- **WORK TO COMPLETE**: What follows is a set of records; repeat all of them exactly.

(begin)

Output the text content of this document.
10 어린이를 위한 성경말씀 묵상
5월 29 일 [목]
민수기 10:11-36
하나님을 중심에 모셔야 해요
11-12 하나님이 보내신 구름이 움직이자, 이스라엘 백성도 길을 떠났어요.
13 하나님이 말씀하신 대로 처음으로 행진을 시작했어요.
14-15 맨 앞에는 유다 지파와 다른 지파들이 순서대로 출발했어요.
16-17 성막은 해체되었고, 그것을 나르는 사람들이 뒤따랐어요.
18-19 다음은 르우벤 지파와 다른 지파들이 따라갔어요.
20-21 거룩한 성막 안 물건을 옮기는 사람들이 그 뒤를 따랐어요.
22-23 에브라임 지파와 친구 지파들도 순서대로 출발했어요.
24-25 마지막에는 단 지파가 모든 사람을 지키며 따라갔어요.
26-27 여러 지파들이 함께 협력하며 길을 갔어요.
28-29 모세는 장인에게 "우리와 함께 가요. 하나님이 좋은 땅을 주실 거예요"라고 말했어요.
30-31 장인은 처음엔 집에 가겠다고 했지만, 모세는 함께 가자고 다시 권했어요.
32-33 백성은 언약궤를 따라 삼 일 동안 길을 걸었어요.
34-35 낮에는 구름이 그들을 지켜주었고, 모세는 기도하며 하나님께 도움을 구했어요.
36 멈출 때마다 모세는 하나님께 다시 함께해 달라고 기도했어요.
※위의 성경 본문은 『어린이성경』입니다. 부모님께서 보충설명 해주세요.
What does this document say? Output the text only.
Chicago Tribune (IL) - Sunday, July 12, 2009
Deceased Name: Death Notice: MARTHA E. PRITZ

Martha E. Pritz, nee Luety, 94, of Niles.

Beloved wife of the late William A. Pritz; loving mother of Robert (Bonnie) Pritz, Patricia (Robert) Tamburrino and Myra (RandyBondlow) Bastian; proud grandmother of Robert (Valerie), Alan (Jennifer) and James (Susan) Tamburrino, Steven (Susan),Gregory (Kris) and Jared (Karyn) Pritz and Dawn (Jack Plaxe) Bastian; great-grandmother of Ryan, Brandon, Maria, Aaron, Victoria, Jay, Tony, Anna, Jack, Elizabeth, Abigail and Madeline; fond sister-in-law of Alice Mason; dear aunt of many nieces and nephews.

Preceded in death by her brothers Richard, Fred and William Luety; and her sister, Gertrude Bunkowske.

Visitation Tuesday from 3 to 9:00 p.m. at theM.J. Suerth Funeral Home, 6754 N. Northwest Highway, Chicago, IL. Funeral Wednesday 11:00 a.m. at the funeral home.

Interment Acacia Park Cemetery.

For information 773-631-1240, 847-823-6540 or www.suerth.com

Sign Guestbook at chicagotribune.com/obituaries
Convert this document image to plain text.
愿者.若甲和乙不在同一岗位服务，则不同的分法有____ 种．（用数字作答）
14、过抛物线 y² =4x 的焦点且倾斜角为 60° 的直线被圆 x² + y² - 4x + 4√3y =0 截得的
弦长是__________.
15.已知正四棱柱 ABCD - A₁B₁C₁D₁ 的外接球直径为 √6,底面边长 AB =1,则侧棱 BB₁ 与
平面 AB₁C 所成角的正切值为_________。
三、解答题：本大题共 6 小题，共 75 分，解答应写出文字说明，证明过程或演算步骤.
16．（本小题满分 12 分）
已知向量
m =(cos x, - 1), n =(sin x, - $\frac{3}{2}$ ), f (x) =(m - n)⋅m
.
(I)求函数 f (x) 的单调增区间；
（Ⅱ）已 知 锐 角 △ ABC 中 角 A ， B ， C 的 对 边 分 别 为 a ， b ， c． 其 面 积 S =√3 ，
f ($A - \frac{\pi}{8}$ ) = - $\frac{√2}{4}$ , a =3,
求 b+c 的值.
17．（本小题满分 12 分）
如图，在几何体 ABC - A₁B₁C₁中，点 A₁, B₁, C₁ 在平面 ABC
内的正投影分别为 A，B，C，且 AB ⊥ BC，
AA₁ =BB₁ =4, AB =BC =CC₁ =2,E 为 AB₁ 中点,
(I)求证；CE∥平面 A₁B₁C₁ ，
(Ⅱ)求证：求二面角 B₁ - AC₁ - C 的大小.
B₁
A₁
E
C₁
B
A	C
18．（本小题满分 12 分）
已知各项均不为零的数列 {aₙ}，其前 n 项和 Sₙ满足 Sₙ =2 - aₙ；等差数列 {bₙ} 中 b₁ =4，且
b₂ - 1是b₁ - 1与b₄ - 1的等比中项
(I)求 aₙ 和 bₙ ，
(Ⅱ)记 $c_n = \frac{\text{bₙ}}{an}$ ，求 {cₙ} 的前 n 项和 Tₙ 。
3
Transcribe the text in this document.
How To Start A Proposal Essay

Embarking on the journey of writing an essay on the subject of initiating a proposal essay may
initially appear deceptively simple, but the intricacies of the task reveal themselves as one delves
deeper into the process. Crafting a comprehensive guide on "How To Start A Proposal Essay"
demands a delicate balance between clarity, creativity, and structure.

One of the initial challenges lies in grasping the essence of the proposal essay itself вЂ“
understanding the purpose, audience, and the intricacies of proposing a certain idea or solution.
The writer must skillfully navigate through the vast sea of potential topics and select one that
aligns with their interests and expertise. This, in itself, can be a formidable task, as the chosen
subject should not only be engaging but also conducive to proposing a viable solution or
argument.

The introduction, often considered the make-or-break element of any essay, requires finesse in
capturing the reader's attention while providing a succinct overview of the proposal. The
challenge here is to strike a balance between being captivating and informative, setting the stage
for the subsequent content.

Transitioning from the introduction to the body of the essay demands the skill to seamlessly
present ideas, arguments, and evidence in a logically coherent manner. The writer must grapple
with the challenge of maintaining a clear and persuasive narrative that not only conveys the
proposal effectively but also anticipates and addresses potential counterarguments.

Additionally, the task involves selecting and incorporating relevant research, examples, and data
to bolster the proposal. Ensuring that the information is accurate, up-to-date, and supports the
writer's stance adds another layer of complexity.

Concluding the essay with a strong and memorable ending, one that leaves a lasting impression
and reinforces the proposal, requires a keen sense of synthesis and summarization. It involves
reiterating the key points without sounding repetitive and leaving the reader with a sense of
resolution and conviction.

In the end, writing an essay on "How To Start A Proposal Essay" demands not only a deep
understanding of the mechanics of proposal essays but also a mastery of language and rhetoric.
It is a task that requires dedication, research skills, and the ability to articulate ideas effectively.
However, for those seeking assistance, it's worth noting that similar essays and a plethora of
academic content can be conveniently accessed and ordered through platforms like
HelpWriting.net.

(end)

- **EXERCISE RESULT**:
Output the text content of this document.
10 어린이를 위한 성경말씀 묵상
5월 29 일 [목]
민수기 10:11-36
하나님을 중심에 모셔야 해요
11-12 하나님이 보내신 구름이 움직이자, 이스라엘 백성도 길을 떠났어요.
13 하나님이 말씀하신 대로 처음으로 행진을 시작했어요.
14-15 맨 앞에는 유다 지파와 다른 지파들이 순서대로 출발했어요.
16-17 성막은 해체되었고, 그것을 나르는 사람들이 뒤따랐어요.
18-19 다음은 르우벤 지파와 다른 지파들이 따라갔어요.
20-21 거룩한 성막 안 물건을 옮기는 사람들이 그 뒤를 따랐어요.
22-23 에브라임 지파와 친구 지파들도 순서대로 출발했어요.
24-25 마지막에는 단 지파가 모든 사람을 지키며 따라갔어요.
26-27 여러 지파들이 함께 협력하며 길을 갔어요.
28-29 모세는 장인에게 "우리와 함께 가요. 하나님이 좋은 땅을 주실 거예요"라고 말했어요.
30-31 장인은 처음엔 집에 가겠다고 했지만, 모세는 함께 가자고 다시 권했어요.
32-33 백성은 언약궤를 따라 삼 일 동안 길을 걸었어요.
34-35 낮에는 구름이 그들을 지켜주었고, 모세는 기도하며 하나님께 도움을 구했어요.
36 멈출 때마다 모세는 하나님께 다시 함께해 달라고 기도했어요.
※위의 성경 본문은 『어린이성경』입니다. 부모님께서 보충설명 해주세요.
What does this document say? Output the text only.
Chicago Tribune (IL) - Sunday, July 12, 2009
Deceased Name: Death Notice: MARTHA E. PRITZ

Martha E. Pritz, nee Luety, 94, of Niles.

Beloved wife of the late William A. Pritz; loving mother of Robert (Bonnie) Pritz, Patricia (Robert) Tamburrino and Myra (RandyBondlow) Bastian; proud grandmother of Robert (Valerie), Alan (Jennifer) and James (Susan) Tamburrino, Steven (Susan),Gregory (Kris) and Jared (Karyn) Pritz and Dawn (Jack Plaxe) Bastian; great-grandmother of Ryan, Brandon, Maria, Aaron, Victoria, Jay, Tony, Anna, Jack, Elizabeth, Abigail and Madeline; fond sister-in-law of Alice Mason; dear aunt of many nieces and nephews.

Preceded in death by her brothers Richard, Fred and William Luety; and her sister, Gertrude Bunkowske.

Visitation Tuesday from 3 to 9:00 p.m. at theM.J. Suerth Funeral Home, 6754 N. Northwest Highway, Chicago, IL. Funeral Wednesday 11:00 a.m. at the funeral home.

Interment Acacia Park Cemetery.

For information 773-631-1240, 847-823-6540 or www.suerth.com

Sign Guestbook at chicagotribune.com/obituaries
Convert this document image to plain text.
愿者.若甲和乙不在同一岗位服务，则不同的分法有____ 种．（用数字作答）
14、过抛物线 y² =4x 的焦点且倾斜角为 60° 的直线被圆 x² + y² - 4x + 4√3y =0 截得的
弦长是__________.
15.已知正四棱柱 ABCD - A₁B₁C₁D₁ 的外接球直径为 √6,底面边长 AB =1,则侧棱 BB₁ 与
平面 AB₁C 所成角的正切值为_________。
三、解答题：本大题共 6 小题，共 75 分，解答应写出文字说明，证明过程或演算步骤.
16．（本小题满分 12 分）
已知向量
m =(cos x, - 1), n =(sin x, - $\frac{3}{2}$ ), f (x) =(m - n)⋅m
.
(I)求函数 f (x) 的单调增区间；
（Ⅱ）已 知 锐 角 △ ABC 中 角 A ， B ， C 的 对 边 分 别 为 a ， b ， c． 其 面 积 S =√3 ，
f ($A - \frac{\pi}{8}$ ) = - $\frac{√2}{4}$ , a =3,
求 b+c 的值.
17．（本小题满分 12 分）
如图，在几何体 ABC - A₁B₁C₁中，点 A₁, B₁, C₁ 在平面 ABC
内的正投影分别为 A，B，C，且 AB ⊥ BC，
AA₁ =BB₁ =4, AB =BC =CC₁ =2,E 为 AB₁ 中点,
(I)求证；CE∥平面 A₁B₁C₁ ，
(Ⅱ)求证：求二面角 B₁ - AC₁ - C 的大小.
B₁
A₁
E
C₁
B
A	C
18．（本小题满分 12 分）
已知各项均不为零的数列 {aₙ}，其前 n 项和 Sₙ满足 Sₙ =2 - aₙ；等差数列 {bₙ} 中 b₁ =4，且
b₂ - 1是b₁ - 1与b₄ - 1的等比中项
(I)求 aₙ 和 bₙ ，
(Ⅱ)记 $c_n = \frac{\text{bₙ}}{an}$ ，求 {cₙ} 的前 n 项和 Tₙ 。
3
Transcribe the text in this document.
How To Start A Proposal Essay

Embarking on the journey of writing an essay on the subject of initiating a proposal essay may
initially appear deceptively simple, but the intricacies of the task reveal themselves as one delves
deeper into the process. Crafting a comprehensive guide on "How To Start A Proposal Essay"
demands a delicate balance between clarity, creativity, and structure.

One of the initial challenges lies in grasping the essence of the proposal essay itself вЂ“
understanding the purpose, audience, and the intricacies of proposing a certain idea or solution.
The writer must skillfully navigate through the vast sea of potential topics and select one that
aligns with their interests and expertise. This, in itself, can be a formidable task, as the chosen
subject should not only be engaging but also conducive to proposing a viable solution or
argument.

The introduction, often considered the make-or-break element of any essay, requires finesse in
capturing the reader's attention while providing a succinct overview of the proposal. The
challenge here is to strike a balance between being captivating and informative, setting the stage
for the subsequent content.

Transitioning from the introduction to the body of the essay demands the skill to seamlessly
present ideas, arguments, and evidence in a logically coherent manner. The writer must grapple
with the challenge of maintaining a clear and persuasive narrative that not only conveys the
proposal effectively but also anticipates and addresses potential counterarguments.

Additionally, the task involves selecting and incorporating relevant research, examples, and data
to bolster the proposal. Ensuring that the information is accurate, up-to-date, and supports the
writer's stance adds another layer of complexity.

Concluding the essay with a strong and memorable ending, one that leaves a lasting impression
and reinforces the proposal, requires a keen sense of synthesis and summarization. It involves
reiterating the key points without sounding repetitive and leaving the reader with a sense of
resolution and conviction.

In the end, writing an essay on "How To Start A Proposal Essay" demands not only a deep
understanding of the mechanics of proposal essays but also a mastery of language and rhetoric.
It is a task that requires dedication, research skills, and the ability to articulate ideas effectively.
However, for those seeking assistance, it's worth noting that similar essays and a plethora of
academic content can be conveniently accessed and ordered through platforms like
HelpWriting.net.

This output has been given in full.